INSTRUCTIONS FOR THE TASK: Exclude all pictures, then copy each of the records exactly as written.

Data excerpts:
________
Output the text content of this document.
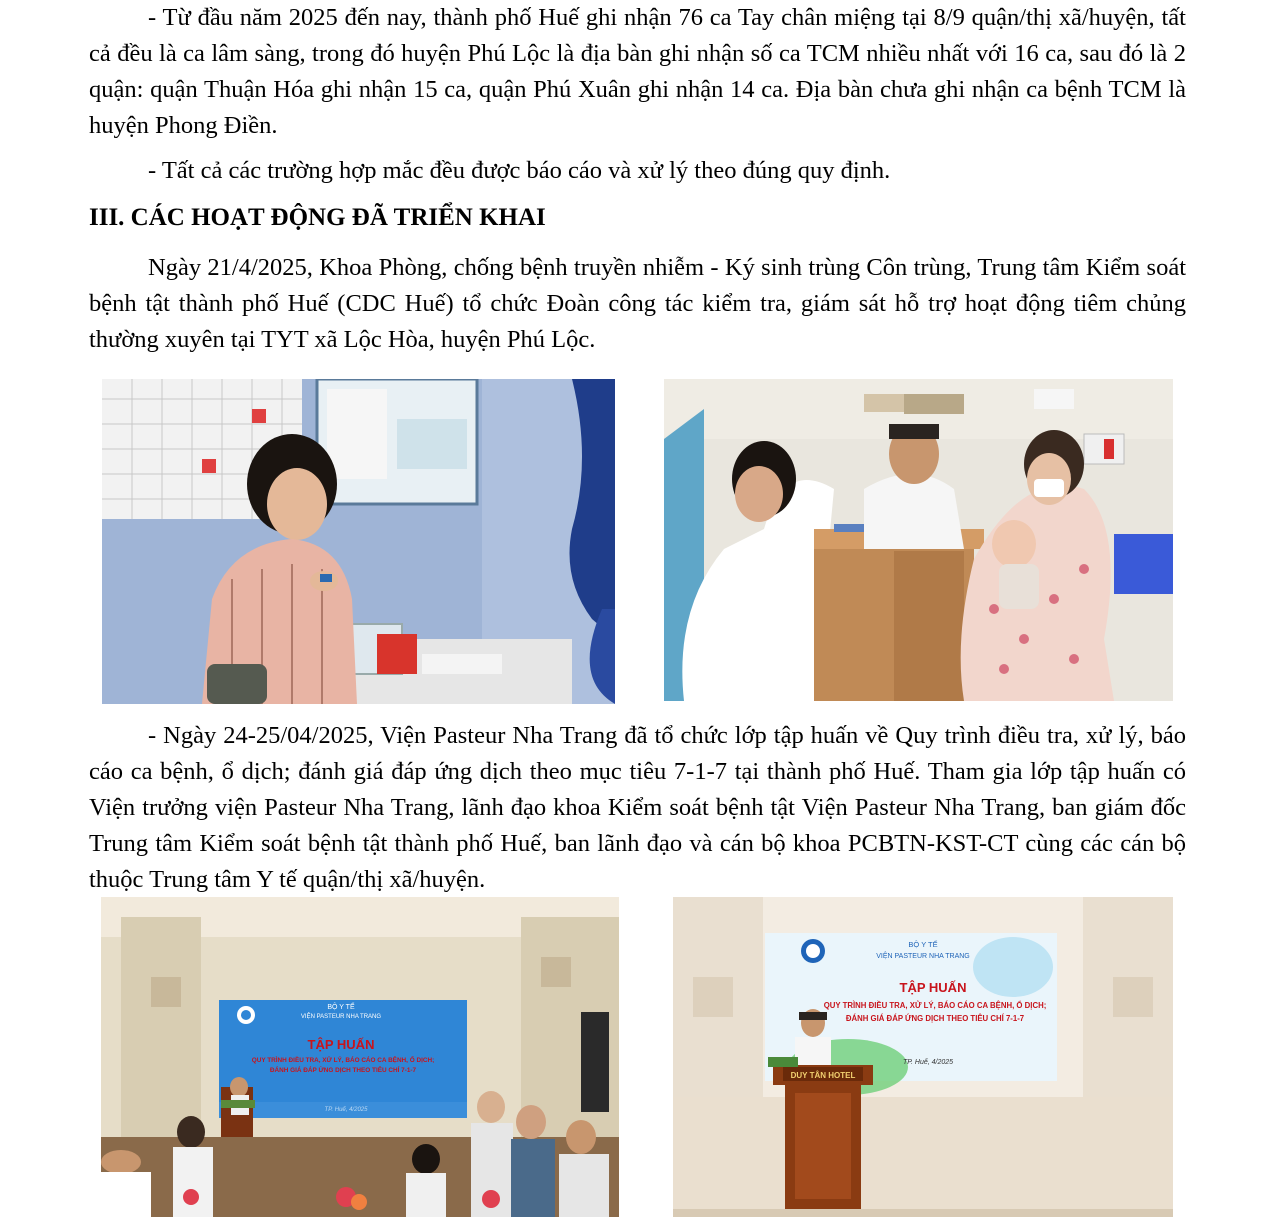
- Từ đầu năm 2025 đến nay, thành phố Huế ghi nhận 76 ca Tay chân miệng tại 8/9 quận/thị xã/huyện, tất cả đều là ca lâm sàng, trong đó huyện Phú Lộc là địa bàn ghi nhận số ca TCM nhiều nhất với 16 ca, sau đó là 2 quận: quận Thuận Hóa ghi nhận 15 ca, quận Phú Xuân ghi nhận 14 ca. Địa bàn chưa ghi nhận ca bệnh TCM là huyện Phong Điền.

- Tất cả các trường hợp mắc đều được báo cáo và xử lý theo đúng quy định.

III. CÁC HOẠT ĐỘNG ĐÃ TRIỂN KHAI

Ngày 21/4/2025, Khoa Phòng, chống bệnh truyền nhiễm - Ký sinh trùng Côn trùng, Trung tâm Kiểm soát bệnh tật thành phố Huế (CDC Huế) tổ chức Đoàn công tác kiểm tra, giám sát hỗ trợ hoạt động tiêm chủng thường xuyên tại TYT xã Lộc Hòa, huyện Phú Lộc.

- Ngày 24-25/04/2025, Viện Pasteur Nha Trang đã tổ chức lớp tập huấn về Quy trình điều tra, xử lý, báo cáo ca bệnh, ổ dịch; đánh giá đáp ứng dịch theo mục tiêu 7-1-7 tại thành phố Huế. Tham gia lớp tập huấn có Viện trưởng viện Pasteur Nha Trang, lãnh đạo khoa Kiểm soát bệnh tật Viện Pasteur Nha Trang, ban giám đốc Trung tâm Kiểm soát bệnh tật thành phố Huế, ban lãnh đạo và cán bộ khoa PCBTN-KST-CT cùng các cán bộ thuộc Trung tâm Y tế quận/thị xã/huyện.

BỘ Y TẾ
VIỆN PASTEUR NHA TRANG
TẬP HUẤN
QUY TRÌNH ĐIỀU TRA, XỬ LÝ, BÁO CÁO CA BỆNH, Ổ DỊCH;
ĐÁNH GIÁ ĐÁP ỨNG DỊCH THEO TIÊU CHÍ 7-1-7
TP. Huế, 4/2025
BỘ Y TẾ
VIỆN PASTEUR NHA TRANG
TẬP HUẤN
QUY TRÌNH ĐIỀU TRA, XỬ LÝ, BÁO CÁO CA BỆNH, Ổ DỊCH;
ĐÁNH GIÁ ĐÁP ỨNG DỊCH THEO TIÊU CHÍ 7-1-7
TP. Huế, 4/2025
DUY TÂN HOTEL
________
RESPONSE:
Output the text content of this document.
- Từ đầu năm 2025 đến nay, thành phố Huế ghi nhận 76 ca Tay chân miệng tại 8/9 quận/thị xã/huyện, tất cả đều là ca lâm sàng, trong đó huyện Phú Lộc là địa bàn ghi nhận số ca TCM nhiều nhất với 16 ca, sau đó là 2 quận: quận Thuận Hóa ghi nhận 15 ca, quận Phú Xuân ghi nhận 14 ca. Địa bàn chưa ghi nhận ca bệnh TCM là huyện Phong Điền.

- Tất cả các trường hợp mắc đều được báo cáo và xử lý theo đúng quy định.

III. CÁC HOẠT ĐỘNG ĐÃ TRIỂN KHAI

Ngày 21/4/2025, Khoa Phòng, chống bệnh truyền nhiễm - Ký sinh trùng Côn trùng, Trung tâm Kiểm soát bệnh tật thành phố Huế (CDC Huế) tổ chức Đoàn công tác kiểm tra, giám sát hỗ trợ hoạt động tiêm chủng thường xuyên tại TYT xã Lộc Hòa, huyện Phú Lộc.

- Ngày 24-25/04/2025, Viện Pasteur Nha Trang đã tổ chức lớp tập huấn về Quy trình điều tra, xử lý, báo cáo ca bệnh, ổ dịch; đánh giá đáp ứng dịch theo mục tiêu 7-1-7 tại thành phố Huế. Tham gia lớp tập huấn có Viện trưởng viện Pasteur Nha Trang, lãnh đạo khoa Kiểm soát bệnh tật Viện Pasteur Nha Trang, ban giám đốc Trung tâm Kiểm soát bệnh tật thành phố Huế, ban lãnh đạo và cán bộ khoa PCBTN-KST-CT cùng các cán bộ thuộc Trung tâm Y tế quận/thị xã/huyện.

BỘ Y TẾ
VIỆN PASTEUR NHA TRANG
TẬP HUẤN
QUY TRÌNH ĐIỀU TRA, XỬ LÝ, BÁO CÁO CA BỆNH, Ổ DỊCH;
ĐÁNH GIÁ ĐÁP ỨNG DỊCH THEO TIÊU CHÍ 7-1-7
TP. Huế, 4/2025
BỘ Y TẾ
VIỆN PASTEUR NHA TRANG
TẬP HUẤN
QUY TRÌNH ĐIỀU TRA, XỬ LÝ, BÁO CÁO CA BỆNH, Ổ DỊCH;
ĐÁNH GIÁ ĐÁP ỨNG DỊCH THEO TIÊU CHÍ 7-1-7
TP. Huế, 4/2025
DUY TÂN HOTEL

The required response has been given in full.